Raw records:
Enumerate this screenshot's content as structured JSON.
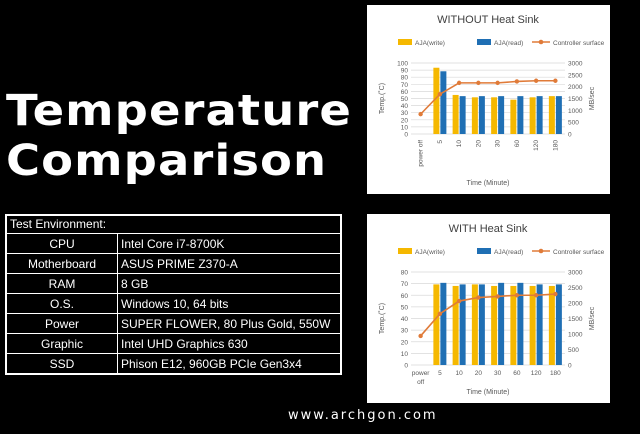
{
  "heading": {
    "line1": "Temperature",
    "line2": "Comparison"
  },
  "environment": {
    "header": "Test Environment:",
    "rows": [
      {
        "key": "CPU",
        "value": "Intel Core i7-8700K"
      },
      {
        "key": "Motherboard",
        "value": "ASUS PRIME Z370-A"
      },
      {
        "key": "RAM",
        "value": "8 GB"
      },
      {
        "key": "O.S.",
        "value": "Windows 10, 64 bits"
      },
      {
        "key": "Power",
        "value": "SUPER FLOWER, 80 Plus Gold, 550W"
      },
      {
        "key": "Graphic",
        "value": "Intel UHD Graphics 630"
      },
      {
        "key": "SSD",
        "value": "Phison E12, 960GB PCIe Gen3x4"
      }
    ]
  },
  "website": "www.archgon.com",
  "colors": {
    "write": "#f5b800",
    "read": "#1f6fb4",
    "controller": "#e07b39"
  },
  "chart_data": [
    {
      "type": "bar",
      "title": "WITHOUT Heat Sink",
      "xlabel": "Time (Minute)",
      "ylabel": "Temp.(˚C)",
      "y2label": "MB/sec",
      "categories": [
        "power off",
        "5",
        "10",
        "20",
        "30",
        "60",
        "120",
        "180"
      ],
      "category_lines": [
        [
          "power off"
        ],
        [
          "5"
        ],
        [
          "10"
        ],
        [
          "20"
        ],
        [
          "30"
        ],
        [
          "60"
        ],
        [
          "120"
        ],
        [
          "180"
        ]
      ],
      "rotate_x": true,
      "ylim": [
        0,
        100
      ],
      "yticks": [
        0,
        10,
        20,
        30,
        40,
        50,
        60,
        70,
        80,
        90,
        100
      ],
      "y2lim": [
        0,
        3000
      ],
      "y2ticks": [
        0,
        500,
        1000,
        1500,
        2000,
        2500,
        3000
      ],
      "legend": [
        "AJA(write)",
        "AJA(read)",
        "Controller surface"
      ],
      "series": [
        {
          "name": "AJA(write)",
          "axis": "right",
          "values": [
            null,
            2800,
            1650,
            1550,
            1550,
            1450,
            1550,
            1600
          ]
        },
        {
          "name": "AJA(read)",
          "axis": "right",
          "values": [
            null,
            2650,
            1600,
            1600,
            1600,
            1600,
            1600,
            1600
          ]
        },
        {
          "name": "Controller surface",
          "axis": "left",
          "type": "line",
          "values": [
            28,
            56,
            72,
            72,
            72,
            74,
            75,
            75
          ]
        }
      ]
    },
    {
      "type": "bar",
      "title": "WITH Heat Sink",
      "xlabel": "Time (Minute)",
      "ylabel": "Temp.(˚C)",
      "y2label": "MB/sec",
      "categories": [
        "power off",
        "5",
        "10",
        "20",
        "30",
        "60",
        "120",
        "180"
      ],
      "category_lines": [
        [
          "power",
          "off"
        ],
        [
          "5"
        ],
        [
          "10"
        ],
        [
          "20"
        ],
        [
          "30"
        ],
        [
          "60"
        ],
        [
          "120"
        ],
        [
          "180"
        ]
      ],
      "rotate_x": false,
      "ylim": [
        0,
        80
      ],
      "yticks": [
        0,
        10,
        20,
        30,
        40,
        50,
        60,
        70,
        80
      ],
      "y2lim": [
        0,
        3000
      ],
      "y2ticks": [
        0,
        500,
        1000,
        1500,
        2000,
        2500,
        3000
      ],
      "legend": [
        "AJA(write)",
        "AJA(read)",
        "Controller surface"
      ],
      "series": [
        {
          "name": "AJA(write)",
          "axis": "right",
          "values": [
            null,
            2600,
            2550,
            2600,
            2550,
            2550,
            2550,
            2550
          ]
        },
        {
          "name": "AJA(read)",
          "axis": "right",
          "values": [
            null,
            2650,
            2600,
            2600,
            2650,
            2650,
            2600,
            2600
          ]
        },
        {
          "name": "Controller surface",
          "axis": "left",
          "type": "line",
          "values": [
            25,
            44,
            55,
            58,
            59,
            60,
            60,
            61
          ]
        }
      ]
    }
  ]
}
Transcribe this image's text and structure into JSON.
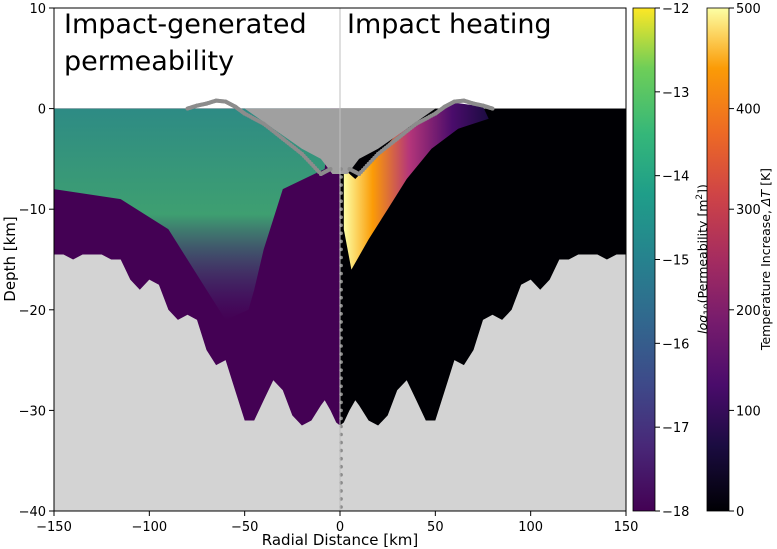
{
  "chart_data": {
    "type": "heatmap",
    "panels": {
      "left_label": [
        "Impact-generated",
        "permeability"
      ],
      "right_label": "Impact heating"
    },
    "xlabel": "Radial Distance [km]",
    "ylabel": "Depth [km]",
    "xlim": [
      -150,
      150
    ],
    "ylim": [
      -40,
      10
    ],
    "xticks": [
      "−150",
      "−100",
      "−50",
      "0",
      "50",
      "100",
      "150"
    ],
    "xtick_values": [
      -150,
      -100,
      -50,
      0,
      50,
      100,
      150
    ],
    "yticks": [
      "10",
      "0",
      "−10",
      "−20",
      "−30",
      "−40"
    ],
    "ytick_values": [
      10,
      0,
      -10,
      -20,
      -30,
      -40
    ],
    "crater_boundary": {
      "x": [
        0,
        2,
        5,
        8,
        10,
        15,
        20,
        25,
        30,
        35,
        40,
        45,
        50,
        55,
        60,
        65,
        70,
        75,
        80,
        85,
        90,
        95,
        100,
        105,
        110,
        115,
        120,
        125,
        130,
        135,
        140,
        145,
        150
      ],
      "depth": [
        -31.5,
        -31.2,
        -30,
        -29,
        -29.5,
        -31,
        -31.5,
        -30.5,
        -28,
        -27,
        -29,
        -31,
        -31,
        -28,
        -25,
        -25.5,
        -24,
        -21,
        -20.5,
        -21,
        -20,
        -17.5,
        -17,
        -18,
        -17,
        -15,
        -15,
        -14.5,
        -14.5,
        -14.5,
        -15,
        -14.5,
        -14.5
      ]
    },
    "transient_rim": {
      "x": [
        5,
        10,
        20,
        30,
        40,
        50,
        55,
        60,
        65,
        70,
        75,
        80
      ],
      "depth": [
        -6,
        -6.5,
        -4.5,
        -3,
        -1.5,
        -0.5,
        0.2,
        0.7,
        0.8,
        0.5,
        0.3,
        0
      ]
    },
    "permeability_colorbar": {
      "label_prefix": "log",
      "label_sub": "10",
      "label_main": "(Permeability [m",
      "label_sup": "2",
      "label_end": "])",
      "range": [
        -18,
        -12
      ],
      "ticks": [
        "−12",
        "−13",
        "−14",
        "−15",
        "−16",
        "−17",
        "−18"
      ],
      "tick_values": [
        -12,
        -13,
        -14,
        -15,
        -16,
        -17,
        -18
      ],
      "colormap": "viridis"
    },
    "temperature_colorbar": {
      "label": "Temperature Increase, ",
      "label_symbol": "ΔT",
      "label_unit": " [K]",
      "range": [
        0,
        500
      ],
      "ticks": [
        "500",
        "400",
        "300",
        "200",
        "100",
        "0"
      ],
      "tick_values": [
        500,
        400,
        300,
        200,
        100,
        0
      ],
      "colormap": "inferno"
    },
    "colors": {
      "background_rock": "#d3d3d3",
      "crater_fill": "#a0a0a0",
      "tracer_points": "#8c8c8c",
      "perm_base": "#440154",
      "temp_base": "#000004"
    }
  }
}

§ Description of the task
Whenever "Intel" turns up in a line, pick that line out.

§ Final answer
        "value": "Intel Core i7-8700K"
        "value": "Intel UHD Graphics 630"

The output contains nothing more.